▸ **Task description**
Copy every line in which the string "insecurity" occurs.
— START Dataset rows —
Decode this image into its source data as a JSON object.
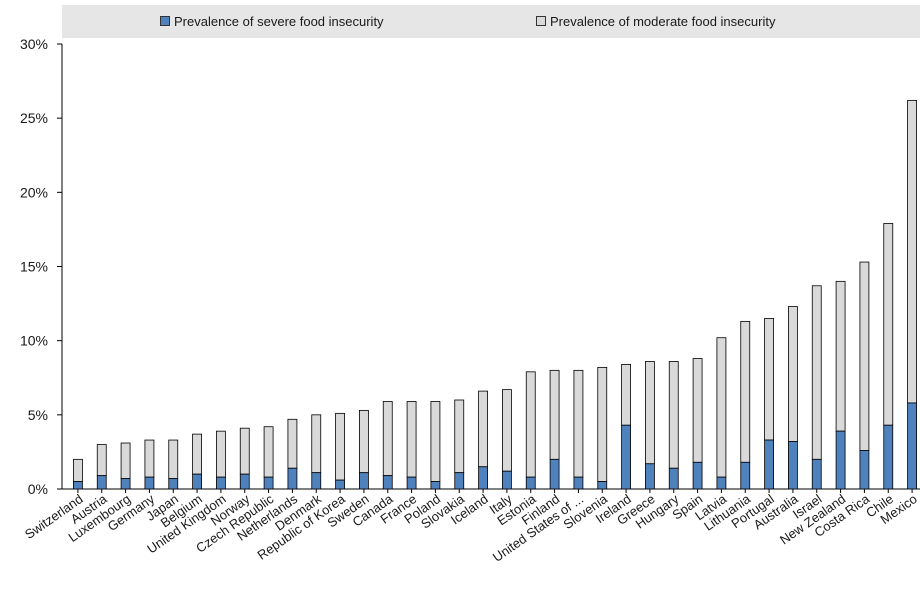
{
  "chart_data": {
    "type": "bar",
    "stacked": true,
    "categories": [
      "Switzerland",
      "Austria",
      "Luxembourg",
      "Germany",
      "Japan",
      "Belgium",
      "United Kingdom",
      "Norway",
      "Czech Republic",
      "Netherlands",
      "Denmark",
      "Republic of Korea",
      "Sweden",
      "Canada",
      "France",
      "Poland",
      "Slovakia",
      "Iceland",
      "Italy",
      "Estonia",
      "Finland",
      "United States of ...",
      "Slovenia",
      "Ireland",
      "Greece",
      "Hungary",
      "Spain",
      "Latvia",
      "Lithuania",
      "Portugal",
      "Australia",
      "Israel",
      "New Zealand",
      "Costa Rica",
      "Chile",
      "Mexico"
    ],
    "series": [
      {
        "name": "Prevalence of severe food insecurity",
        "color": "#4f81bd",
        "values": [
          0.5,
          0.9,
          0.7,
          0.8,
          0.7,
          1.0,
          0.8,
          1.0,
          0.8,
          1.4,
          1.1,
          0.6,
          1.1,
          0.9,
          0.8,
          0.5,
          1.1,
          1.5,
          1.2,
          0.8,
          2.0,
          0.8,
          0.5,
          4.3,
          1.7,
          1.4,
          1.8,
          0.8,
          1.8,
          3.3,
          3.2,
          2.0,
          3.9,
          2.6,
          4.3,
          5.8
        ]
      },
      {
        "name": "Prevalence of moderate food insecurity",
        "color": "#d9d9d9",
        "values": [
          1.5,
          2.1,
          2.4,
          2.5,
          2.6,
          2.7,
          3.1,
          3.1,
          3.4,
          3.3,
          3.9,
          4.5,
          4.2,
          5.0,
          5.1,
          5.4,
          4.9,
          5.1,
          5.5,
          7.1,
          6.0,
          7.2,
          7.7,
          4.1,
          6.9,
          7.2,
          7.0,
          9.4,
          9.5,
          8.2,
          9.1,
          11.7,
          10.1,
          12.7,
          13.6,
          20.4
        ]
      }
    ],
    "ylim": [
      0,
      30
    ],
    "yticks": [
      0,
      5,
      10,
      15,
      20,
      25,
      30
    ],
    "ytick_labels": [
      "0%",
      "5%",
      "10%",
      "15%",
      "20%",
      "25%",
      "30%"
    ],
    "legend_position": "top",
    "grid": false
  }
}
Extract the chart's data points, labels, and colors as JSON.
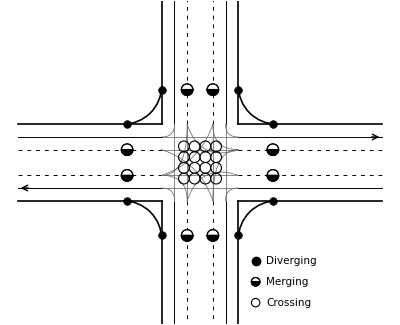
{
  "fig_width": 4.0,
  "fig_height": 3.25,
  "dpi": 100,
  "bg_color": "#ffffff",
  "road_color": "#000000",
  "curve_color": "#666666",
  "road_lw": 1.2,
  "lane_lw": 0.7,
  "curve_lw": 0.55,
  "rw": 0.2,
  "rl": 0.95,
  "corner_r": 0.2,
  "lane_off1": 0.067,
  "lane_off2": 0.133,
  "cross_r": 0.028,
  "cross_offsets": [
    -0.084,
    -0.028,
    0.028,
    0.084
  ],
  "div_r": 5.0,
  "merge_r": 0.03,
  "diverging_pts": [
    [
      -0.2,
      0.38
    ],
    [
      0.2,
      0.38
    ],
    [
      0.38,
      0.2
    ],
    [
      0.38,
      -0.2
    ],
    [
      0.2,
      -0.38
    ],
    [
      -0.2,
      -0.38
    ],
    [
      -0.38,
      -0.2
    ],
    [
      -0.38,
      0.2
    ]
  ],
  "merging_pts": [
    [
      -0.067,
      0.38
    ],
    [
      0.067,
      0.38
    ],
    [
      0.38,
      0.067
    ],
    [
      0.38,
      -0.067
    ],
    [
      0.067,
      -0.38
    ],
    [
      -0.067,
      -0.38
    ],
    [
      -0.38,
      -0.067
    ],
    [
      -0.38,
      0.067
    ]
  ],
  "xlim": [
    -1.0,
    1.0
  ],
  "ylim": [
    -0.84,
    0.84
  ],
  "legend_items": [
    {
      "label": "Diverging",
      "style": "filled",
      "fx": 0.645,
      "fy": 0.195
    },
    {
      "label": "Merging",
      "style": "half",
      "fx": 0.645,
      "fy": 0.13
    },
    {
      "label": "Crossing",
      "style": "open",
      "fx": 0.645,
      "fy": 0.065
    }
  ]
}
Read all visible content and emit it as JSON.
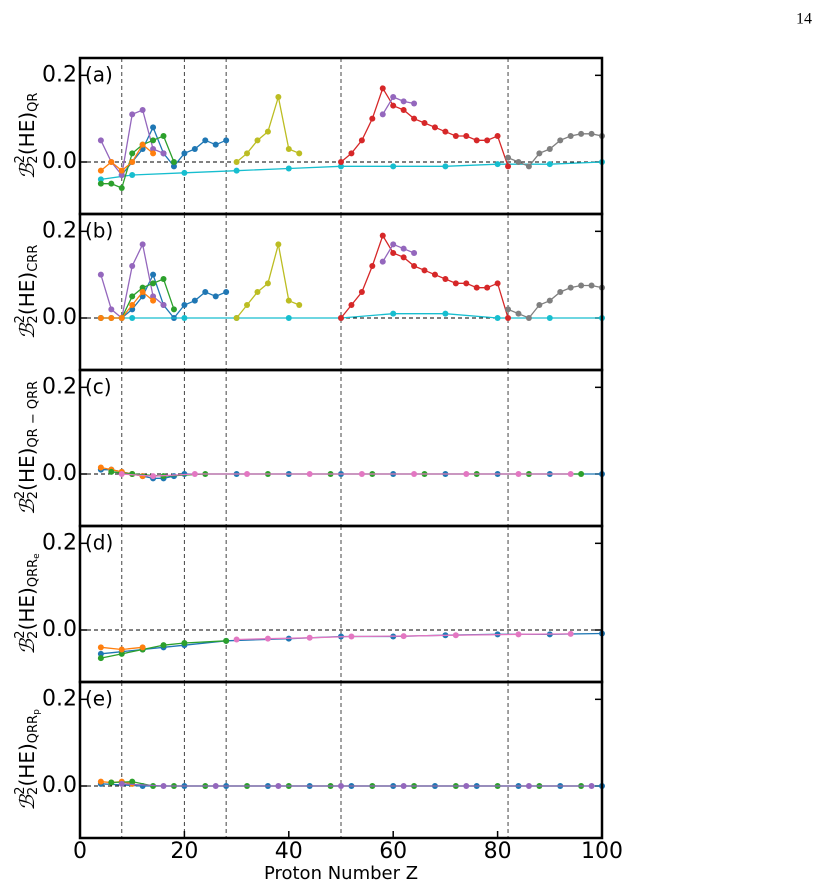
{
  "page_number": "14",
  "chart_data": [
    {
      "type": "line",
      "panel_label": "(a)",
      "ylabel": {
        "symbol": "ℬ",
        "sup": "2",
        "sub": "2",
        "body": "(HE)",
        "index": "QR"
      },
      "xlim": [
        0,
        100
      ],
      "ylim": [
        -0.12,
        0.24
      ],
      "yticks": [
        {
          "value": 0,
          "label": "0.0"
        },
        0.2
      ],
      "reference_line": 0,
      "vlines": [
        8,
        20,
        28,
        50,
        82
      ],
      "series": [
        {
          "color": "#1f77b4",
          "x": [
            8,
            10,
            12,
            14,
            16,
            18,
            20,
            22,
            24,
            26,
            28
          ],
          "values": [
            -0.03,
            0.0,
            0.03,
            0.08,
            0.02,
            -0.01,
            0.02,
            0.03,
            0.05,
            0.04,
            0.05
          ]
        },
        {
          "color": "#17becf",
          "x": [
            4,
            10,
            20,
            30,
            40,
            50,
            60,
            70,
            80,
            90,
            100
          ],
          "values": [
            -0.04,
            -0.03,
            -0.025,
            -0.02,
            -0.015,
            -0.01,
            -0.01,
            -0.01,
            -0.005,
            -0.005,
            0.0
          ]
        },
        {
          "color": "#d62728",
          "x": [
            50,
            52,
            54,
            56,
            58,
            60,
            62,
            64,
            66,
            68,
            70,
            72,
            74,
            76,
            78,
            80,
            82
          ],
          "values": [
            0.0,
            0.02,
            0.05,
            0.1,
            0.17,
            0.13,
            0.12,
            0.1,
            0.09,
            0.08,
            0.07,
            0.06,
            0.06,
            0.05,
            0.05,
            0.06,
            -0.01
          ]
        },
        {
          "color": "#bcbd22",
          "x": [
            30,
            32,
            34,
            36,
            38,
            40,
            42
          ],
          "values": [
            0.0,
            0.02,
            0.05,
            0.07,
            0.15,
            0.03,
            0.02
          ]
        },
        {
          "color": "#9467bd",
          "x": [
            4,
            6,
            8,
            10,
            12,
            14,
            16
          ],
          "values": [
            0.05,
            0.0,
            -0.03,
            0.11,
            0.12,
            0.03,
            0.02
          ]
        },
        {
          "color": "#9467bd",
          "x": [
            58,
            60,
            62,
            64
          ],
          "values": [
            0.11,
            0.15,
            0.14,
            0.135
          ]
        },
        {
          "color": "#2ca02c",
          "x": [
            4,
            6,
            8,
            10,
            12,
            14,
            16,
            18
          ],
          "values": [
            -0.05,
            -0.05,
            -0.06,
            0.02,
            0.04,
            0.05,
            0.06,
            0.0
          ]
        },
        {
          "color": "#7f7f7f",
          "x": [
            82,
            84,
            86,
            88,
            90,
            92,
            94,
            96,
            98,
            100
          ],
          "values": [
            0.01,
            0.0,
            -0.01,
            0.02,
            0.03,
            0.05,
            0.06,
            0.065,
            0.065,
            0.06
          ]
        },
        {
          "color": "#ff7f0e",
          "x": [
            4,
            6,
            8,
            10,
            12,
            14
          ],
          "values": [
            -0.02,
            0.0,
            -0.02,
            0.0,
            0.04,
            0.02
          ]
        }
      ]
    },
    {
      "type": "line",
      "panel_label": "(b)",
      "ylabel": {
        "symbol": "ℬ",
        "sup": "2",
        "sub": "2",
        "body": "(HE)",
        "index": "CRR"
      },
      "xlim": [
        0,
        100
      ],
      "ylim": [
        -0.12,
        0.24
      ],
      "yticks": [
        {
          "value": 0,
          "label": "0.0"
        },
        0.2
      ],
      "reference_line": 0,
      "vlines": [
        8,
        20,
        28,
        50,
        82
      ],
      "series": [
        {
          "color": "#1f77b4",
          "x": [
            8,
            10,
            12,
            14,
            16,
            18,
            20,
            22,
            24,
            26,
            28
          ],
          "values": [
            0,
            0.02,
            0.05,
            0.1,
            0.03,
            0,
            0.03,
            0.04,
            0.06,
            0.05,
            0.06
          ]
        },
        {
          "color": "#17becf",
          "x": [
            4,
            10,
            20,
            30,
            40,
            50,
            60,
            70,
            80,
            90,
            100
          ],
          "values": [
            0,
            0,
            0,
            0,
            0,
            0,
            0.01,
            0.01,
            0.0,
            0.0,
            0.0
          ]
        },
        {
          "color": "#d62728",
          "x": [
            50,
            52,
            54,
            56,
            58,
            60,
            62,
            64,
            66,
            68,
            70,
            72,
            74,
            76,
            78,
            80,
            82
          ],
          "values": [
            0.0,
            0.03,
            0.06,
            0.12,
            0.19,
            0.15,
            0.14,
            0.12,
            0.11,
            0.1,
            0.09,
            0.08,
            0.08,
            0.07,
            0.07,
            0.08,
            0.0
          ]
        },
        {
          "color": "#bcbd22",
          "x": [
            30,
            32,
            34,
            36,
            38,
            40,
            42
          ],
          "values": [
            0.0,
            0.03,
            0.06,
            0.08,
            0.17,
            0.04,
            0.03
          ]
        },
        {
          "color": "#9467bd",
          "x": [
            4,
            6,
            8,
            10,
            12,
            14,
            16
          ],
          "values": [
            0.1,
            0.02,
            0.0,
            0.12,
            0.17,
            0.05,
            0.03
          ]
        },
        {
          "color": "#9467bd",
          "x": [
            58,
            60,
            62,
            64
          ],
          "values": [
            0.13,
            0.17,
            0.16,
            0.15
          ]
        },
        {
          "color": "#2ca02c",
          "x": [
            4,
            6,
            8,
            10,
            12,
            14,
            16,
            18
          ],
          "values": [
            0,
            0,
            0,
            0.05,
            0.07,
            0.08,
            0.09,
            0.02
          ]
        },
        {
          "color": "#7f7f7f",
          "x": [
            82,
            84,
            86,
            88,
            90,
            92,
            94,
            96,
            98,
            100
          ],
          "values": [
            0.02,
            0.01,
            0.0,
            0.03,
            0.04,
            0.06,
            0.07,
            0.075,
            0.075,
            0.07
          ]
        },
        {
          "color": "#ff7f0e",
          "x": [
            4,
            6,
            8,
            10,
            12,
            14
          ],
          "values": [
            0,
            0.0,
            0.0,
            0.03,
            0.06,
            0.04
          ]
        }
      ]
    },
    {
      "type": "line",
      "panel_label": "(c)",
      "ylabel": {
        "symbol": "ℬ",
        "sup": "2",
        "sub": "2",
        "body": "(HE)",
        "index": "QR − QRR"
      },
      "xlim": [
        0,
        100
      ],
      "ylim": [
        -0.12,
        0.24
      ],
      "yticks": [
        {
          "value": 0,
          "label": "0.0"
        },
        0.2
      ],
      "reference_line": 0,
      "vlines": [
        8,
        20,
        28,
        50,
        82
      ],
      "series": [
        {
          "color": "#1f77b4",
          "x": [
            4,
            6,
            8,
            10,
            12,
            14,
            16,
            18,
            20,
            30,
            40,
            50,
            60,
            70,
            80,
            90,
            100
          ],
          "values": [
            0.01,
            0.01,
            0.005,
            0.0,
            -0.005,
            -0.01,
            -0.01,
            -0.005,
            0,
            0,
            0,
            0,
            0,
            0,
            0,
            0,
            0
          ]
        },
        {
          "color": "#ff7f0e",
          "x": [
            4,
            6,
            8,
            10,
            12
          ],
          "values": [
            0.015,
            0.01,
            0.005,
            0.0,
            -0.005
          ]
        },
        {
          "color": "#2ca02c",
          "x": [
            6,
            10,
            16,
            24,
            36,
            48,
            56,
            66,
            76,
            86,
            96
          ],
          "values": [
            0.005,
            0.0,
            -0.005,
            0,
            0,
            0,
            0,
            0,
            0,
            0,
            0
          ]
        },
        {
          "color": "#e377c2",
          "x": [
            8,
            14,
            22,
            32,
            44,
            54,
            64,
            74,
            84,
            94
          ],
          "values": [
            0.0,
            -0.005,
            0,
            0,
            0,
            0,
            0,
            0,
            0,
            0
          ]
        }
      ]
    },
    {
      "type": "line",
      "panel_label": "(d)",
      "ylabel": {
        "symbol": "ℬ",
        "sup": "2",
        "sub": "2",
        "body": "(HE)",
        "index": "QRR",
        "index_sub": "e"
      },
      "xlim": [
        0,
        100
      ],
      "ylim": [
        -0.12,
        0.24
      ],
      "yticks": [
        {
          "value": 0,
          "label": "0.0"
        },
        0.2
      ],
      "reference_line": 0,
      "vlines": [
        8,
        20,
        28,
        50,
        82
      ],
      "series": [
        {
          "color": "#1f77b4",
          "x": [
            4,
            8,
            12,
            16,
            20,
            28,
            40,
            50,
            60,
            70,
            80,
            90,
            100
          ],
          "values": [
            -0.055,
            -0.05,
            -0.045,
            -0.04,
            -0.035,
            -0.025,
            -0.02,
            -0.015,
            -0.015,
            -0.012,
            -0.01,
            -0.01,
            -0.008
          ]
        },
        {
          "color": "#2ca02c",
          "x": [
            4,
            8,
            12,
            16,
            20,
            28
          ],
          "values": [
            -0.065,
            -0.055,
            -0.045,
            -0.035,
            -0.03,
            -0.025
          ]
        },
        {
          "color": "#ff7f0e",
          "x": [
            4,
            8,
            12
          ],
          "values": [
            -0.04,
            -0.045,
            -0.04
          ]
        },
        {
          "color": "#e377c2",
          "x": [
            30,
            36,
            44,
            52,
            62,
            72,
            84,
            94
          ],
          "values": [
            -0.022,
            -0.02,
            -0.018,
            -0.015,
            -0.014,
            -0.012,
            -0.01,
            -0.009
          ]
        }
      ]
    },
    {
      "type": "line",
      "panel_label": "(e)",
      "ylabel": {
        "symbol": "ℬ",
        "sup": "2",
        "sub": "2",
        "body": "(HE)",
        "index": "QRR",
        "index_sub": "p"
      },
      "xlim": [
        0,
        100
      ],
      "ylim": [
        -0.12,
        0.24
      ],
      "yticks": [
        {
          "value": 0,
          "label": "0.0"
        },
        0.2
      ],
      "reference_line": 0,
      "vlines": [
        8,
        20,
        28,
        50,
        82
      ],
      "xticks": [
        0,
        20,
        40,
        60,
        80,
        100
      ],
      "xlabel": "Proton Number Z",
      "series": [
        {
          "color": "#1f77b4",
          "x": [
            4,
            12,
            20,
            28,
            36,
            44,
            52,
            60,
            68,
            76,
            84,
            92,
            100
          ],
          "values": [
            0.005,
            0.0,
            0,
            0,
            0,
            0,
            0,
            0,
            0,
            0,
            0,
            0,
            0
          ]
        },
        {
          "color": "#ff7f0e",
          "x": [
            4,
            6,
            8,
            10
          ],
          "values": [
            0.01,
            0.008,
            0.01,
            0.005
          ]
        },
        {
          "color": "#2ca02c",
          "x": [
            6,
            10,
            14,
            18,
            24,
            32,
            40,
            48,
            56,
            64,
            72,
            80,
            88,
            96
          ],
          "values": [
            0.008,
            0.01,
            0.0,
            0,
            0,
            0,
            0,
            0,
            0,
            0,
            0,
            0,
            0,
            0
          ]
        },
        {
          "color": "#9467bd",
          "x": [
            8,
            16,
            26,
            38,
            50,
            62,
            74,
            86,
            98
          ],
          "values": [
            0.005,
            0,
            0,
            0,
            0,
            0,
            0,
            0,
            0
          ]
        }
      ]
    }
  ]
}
— END Dataset rows —
▸ **Response for this exercise**
        "name": "Prevalence of severe food insecurity",
        "name": "Prevalence of moderate food insecurity",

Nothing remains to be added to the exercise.